Aim of the task
Retype the records below exactly as they appear.

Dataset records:

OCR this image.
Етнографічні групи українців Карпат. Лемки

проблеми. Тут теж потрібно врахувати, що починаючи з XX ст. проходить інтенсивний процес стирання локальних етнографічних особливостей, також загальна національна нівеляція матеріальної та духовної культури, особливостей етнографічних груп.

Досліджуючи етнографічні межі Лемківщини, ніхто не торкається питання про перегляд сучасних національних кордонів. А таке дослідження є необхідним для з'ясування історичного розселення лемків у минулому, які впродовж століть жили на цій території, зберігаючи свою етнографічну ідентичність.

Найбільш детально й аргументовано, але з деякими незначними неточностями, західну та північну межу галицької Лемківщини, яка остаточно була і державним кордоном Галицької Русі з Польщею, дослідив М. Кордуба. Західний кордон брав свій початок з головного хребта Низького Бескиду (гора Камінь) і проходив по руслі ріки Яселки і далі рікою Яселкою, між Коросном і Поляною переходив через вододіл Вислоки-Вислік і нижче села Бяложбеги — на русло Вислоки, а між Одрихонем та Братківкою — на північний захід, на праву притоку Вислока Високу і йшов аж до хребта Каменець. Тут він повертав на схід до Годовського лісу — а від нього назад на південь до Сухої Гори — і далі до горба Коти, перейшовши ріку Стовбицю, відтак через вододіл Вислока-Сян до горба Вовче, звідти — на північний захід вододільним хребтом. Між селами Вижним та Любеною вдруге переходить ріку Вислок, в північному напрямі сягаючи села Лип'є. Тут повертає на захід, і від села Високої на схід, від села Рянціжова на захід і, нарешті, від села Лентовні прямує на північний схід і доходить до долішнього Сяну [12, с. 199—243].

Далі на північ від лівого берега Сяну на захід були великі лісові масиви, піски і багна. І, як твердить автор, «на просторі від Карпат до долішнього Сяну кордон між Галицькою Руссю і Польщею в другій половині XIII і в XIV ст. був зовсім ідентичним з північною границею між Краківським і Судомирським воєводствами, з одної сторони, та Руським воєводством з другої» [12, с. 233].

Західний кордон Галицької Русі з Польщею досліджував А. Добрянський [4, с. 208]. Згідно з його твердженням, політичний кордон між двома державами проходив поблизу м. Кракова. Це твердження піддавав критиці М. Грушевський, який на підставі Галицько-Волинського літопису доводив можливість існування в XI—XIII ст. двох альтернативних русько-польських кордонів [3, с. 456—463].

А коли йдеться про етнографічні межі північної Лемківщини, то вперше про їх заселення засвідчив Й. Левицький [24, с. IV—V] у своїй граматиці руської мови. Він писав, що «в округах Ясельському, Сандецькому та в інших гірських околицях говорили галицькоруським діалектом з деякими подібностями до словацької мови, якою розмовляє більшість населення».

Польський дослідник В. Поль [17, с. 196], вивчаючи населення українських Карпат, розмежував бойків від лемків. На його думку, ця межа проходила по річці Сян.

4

Exercise output
OCR this image.
Етнографічні групи українців Карпат. Лемки

проблеми. Тут теж потрібно врахувати, що починаючи з XX ст. проходить інтенсивний процес стирання локальних етнографічних особливостей, також загальна національна нівеляція матеріальної та духовної культури, особливостей етнографічних груп.

Досліджуючи етнографічні межі Лемківщини, ніхто не торкається питання про перегляд сучасних національних кордонів. А таке дослідження є необхідним для з'ясування історичного розселення лемків у минулому, які впродовж століть жили на цій території, зберігаючи свою етнографічну ідентичність.

Найбільш детально й аргументовано, але з деякими незначними неточностями, західну та північну межу галицької Лемківщини, яка остаточно була і державним кордоном Галицької Русі з Польщею, дослідив М. Кордуба. Західний кордон брав свій початок з головного хребта Низького Бескиду (гора Камінь) і проходив по руслі ріки Яселки і далі рікою Яселкою, між Коросном і Поляною переходив через вододіл Вислоки-Вислік і нижче села Бяложбеги — на русло Вислоки, а між Одрихонем та Братківкою — на північний захід, на праву притоку Вислока Високу і йшов аж до хребта Каменець. Тут він повертав на схід до Годовського лісу — а від нього назад на південь до Сухої Гори — і далі до горба Коти, перейшовши ріку Стовбицю, відтак через вододіл Вислока-Сян до горба Вовче, звідти — на північний захід вододільним хребтом. Між селами Вижним та Любеною вдруге переходить ріку Вислок, в північному напрямі сягаючи села Лип'є. Тут повертає на захід, і від села Високої на схід, від села Рянціжова на захід і, нарешті, від села Лентовні прямує на північний схід і доходить до долішнього Сяну [12, с. 199—243].

Далі на північ від лівого берега Сяну на захід були великі лісові масиви, піски і багна. І, як твердить автор, «на просторі від Карпат до долішнього Сяну кордон між Галицькою Руссю і Польщею в другій половині XIII і в XIV ст. був зовсім ідентичним з північною границею між Краківським і Судомирським воєводствами, з одної сторони, та Руським воєводством з другої» [12, с. 233].

Західний кордон Галицької Русі з Польщею досліджував А. Добрянський [4, с. 208]. Згідно з його твердженням, політичний кордон між двома державами проходив поблизу м. Кракова. Це твердження піддавав критиці М. Грушевський, який на підставі Галицько-Волинського літопису доводив можливість існування в XI—XIII ст. двох альтернативних русько-польських кордонів [3, с. 456—463].

А коли йдеться про етнографічні межі північної Лемківщини, то вперше про їх заселення засвідчив Й. Левицький [24, с. IV—V] у своїй граматиці руської мови. Він писав, що «в округах Ясельському, Сандецькому та в інших гірських околицях говорили галицькоруським діалектом з деякими подібностями до словацької мови, якою розмовляє більшість населення».

Польський дослідник В. Поль [17, с. 196], вивчаючи населення українських Карпат, розмежував бойків від лемків. На його думку, ця межа проходила по річці Сян.

4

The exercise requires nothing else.